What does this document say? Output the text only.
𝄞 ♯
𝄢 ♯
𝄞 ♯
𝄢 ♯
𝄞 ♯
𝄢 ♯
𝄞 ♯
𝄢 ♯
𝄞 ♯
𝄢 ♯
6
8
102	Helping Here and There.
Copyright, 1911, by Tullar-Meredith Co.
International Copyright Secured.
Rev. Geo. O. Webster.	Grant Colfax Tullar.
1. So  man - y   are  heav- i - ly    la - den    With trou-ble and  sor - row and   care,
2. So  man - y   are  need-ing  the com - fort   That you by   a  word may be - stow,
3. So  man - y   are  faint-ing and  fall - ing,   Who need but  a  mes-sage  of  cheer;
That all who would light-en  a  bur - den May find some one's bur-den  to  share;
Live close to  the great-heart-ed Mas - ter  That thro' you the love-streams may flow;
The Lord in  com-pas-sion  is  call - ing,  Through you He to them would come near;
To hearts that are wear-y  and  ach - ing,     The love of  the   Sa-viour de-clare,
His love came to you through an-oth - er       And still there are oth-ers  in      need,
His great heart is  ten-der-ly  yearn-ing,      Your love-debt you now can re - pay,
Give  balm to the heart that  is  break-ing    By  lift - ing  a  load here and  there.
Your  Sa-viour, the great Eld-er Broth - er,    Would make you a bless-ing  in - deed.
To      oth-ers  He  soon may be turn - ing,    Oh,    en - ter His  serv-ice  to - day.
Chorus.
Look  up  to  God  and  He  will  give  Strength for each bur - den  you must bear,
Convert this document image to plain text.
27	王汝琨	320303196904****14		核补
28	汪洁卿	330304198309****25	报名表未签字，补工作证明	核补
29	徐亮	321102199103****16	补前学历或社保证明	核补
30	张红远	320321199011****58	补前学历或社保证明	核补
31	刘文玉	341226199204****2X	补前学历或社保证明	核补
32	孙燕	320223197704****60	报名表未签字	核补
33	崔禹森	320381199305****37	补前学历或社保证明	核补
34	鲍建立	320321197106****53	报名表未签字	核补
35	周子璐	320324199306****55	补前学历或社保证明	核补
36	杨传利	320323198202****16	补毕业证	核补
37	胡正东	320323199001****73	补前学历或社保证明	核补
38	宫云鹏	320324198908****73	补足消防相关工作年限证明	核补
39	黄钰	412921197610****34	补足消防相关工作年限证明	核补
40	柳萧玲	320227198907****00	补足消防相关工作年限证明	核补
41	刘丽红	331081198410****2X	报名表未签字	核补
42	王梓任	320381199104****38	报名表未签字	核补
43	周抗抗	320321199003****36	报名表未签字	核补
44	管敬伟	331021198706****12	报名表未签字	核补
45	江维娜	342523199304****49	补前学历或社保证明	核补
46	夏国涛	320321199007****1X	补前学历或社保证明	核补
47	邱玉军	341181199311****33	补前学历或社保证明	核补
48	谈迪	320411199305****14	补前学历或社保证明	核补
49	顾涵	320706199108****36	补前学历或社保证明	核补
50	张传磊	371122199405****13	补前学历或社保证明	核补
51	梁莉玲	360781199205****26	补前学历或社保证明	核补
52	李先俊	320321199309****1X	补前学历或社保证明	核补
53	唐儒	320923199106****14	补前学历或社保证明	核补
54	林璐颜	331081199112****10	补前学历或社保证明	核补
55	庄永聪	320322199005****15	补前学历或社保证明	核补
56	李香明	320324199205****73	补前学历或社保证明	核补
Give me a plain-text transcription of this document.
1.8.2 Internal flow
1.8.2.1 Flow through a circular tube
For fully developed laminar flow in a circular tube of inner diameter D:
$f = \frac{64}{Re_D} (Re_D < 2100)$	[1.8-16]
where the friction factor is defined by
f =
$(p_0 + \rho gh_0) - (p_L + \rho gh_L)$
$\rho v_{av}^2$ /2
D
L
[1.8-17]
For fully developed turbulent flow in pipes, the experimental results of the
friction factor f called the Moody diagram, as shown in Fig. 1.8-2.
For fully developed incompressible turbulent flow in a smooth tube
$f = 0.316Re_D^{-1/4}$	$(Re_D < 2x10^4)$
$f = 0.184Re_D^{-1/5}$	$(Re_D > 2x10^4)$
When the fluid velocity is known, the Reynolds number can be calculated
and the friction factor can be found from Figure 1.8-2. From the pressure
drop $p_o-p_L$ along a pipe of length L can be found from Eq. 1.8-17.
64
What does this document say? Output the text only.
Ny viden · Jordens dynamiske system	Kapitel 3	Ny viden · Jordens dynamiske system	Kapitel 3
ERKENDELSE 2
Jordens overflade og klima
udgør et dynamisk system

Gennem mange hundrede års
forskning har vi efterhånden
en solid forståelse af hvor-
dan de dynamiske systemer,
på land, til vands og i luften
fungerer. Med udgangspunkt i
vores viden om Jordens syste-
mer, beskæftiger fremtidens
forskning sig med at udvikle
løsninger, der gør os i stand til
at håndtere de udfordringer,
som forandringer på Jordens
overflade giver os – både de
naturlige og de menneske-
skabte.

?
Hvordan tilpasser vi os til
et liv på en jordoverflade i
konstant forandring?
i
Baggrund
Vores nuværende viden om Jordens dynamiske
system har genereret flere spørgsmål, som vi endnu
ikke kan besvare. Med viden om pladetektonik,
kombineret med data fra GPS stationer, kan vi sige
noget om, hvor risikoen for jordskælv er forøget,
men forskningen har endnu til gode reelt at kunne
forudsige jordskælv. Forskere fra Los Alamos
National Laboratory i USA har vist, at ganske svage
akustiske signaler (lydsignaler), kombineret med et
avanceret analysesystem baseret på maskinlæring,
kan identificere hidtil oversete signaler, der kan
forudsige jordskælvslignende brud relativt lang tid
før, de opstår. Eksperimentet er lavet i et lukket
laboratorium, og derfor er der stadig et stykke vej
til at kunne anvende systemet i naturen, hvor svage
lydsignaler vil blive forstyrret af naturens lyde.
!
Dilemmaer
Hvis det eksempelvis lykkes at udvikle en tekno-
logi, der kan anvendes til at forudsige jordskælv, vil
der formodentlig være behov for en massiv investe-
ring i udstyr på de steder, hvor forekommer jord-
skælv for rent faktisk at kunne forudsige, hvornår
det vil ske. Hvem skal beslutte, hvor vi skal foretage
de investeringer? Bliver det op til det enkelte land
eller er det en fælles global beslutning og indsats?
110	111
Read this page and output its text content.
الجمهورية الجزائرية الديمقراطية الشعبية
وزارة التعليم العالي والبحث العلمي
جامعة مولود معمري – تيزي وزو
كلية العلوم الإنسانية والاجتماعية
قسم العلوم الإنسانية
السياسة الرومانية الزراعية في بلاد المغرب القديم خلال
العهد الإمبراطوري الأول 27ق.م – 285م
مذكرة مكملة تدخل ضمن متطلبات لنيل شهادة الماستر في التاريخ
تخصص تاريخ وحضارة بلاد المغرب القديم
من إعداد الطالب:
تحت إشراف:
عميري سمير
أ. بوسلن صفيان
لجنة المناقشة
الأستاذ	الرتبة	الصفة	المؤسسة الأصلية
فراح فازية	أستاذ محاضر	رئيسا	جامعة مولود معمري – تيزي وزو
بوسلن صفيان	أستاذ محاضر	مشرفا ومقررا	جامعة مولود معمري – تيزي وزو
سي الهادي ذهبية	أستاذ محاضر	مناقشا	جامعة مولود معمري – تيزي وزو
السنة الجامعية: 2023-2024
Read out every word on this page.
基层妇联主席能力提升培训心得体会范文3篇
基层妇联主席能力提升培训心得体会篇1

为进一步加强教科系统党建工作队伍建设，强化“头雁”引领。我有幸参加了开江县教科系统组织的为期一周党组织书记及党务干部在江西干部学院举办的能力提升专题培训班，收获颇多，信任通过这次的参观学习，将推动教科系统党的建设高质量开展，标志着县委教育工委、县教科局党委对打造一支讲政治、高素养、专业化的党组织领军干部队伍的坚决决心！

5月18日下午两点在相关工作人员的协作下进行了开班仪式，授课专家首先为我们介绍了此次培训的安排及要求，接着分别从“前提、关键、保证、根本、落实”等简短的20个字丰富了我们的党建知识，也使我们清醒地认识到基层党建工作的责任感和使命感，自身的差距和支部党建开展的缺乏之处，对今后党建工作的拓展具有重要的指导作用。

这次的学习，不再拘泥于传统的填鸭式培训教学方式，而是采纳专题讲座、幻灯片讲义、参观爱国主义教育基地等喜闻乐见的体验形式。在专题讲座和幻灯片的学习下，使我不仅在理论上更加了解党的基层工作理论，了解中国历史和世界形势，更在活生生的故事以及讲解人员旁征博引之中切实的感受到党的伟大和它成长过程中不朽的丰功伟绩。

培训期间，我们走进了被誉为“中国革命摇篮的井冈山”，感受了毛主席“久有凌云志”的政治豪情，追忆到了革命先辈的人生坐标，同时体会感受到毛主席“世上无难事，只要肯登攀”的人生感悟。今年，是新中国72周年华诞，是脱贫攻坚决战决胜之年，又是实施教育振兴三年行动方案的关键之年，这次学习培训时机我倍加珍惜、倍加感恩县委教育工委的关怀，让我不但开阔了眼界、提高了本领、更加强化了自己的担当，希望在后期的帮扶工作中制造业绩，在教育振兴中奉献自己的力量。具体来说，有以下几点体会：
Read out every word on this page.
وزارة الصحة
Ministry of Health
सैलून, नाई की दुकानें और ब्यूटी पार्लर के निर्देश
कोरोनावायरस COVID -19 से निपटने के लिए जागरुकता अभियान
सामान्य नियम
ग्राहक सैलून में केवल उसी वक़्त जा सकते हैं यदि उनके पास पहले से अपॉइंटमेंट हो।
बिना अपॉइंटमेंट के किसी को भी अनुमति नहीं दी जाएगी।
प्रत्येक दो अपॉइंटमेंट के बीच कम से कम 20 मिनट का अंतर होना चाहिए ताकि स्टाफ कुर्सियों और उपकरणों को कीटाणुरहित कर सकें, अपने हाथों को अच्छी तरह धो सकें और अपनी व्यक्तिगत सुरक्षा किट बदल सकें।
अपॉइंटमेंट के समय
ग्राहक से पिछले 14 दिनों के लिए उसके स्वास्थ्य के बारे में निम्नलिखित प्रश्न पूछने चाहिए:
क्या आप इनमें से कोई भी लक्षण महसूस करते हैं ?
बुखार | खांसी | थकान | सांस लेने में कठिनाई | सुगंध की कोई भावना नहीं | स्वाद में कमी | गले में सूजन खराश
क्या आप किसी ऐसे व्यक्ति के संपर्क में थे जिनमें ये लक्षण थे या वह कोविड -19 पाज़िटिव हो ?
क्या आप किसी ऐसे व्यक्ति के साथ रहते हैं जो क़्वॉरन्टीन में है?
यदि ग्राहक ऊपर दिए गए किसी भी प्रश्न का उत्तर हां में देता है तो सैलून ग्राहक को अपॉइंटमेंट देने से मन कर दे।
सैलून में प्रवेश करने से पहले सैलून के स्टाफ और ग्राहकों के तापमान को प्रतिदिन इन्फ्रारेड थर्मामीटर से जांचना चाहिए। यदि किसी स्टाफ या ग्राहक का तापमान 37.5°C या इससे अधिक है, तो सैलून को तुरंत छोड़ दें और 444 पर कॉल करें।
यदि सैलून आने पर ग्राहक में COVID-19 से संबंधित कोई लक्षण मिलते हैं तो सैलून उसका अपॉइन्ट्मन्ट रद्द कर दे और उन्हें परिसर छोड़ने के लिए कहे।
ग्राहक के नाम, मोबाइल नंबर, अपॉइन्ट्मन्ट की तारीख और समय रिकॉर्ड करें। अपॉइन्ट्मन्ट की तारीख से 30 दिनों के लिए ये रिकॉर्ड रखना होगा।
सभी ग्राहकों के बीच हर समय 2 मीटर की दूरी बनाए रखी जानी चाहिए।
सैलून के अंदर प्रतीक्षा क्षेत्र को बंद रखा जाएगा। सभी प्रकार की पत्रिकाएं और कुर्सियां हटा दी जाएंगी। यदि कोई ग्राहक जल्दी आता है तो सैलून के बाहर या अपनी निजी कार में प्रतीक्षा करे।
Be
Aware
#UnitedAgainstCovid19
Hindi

● **PROBLEM REQUIREMENTS**: Find all lines holding the string "viour" and copy them.

● **TASK OUTPUT**:
To hearts that are wear-y  and  ach - ing,     The love of  the   Sa-viour de-clare,
Your  Sa-viour, the great Eld-er Broth - er,    Would make you a bless-ing  in - deed.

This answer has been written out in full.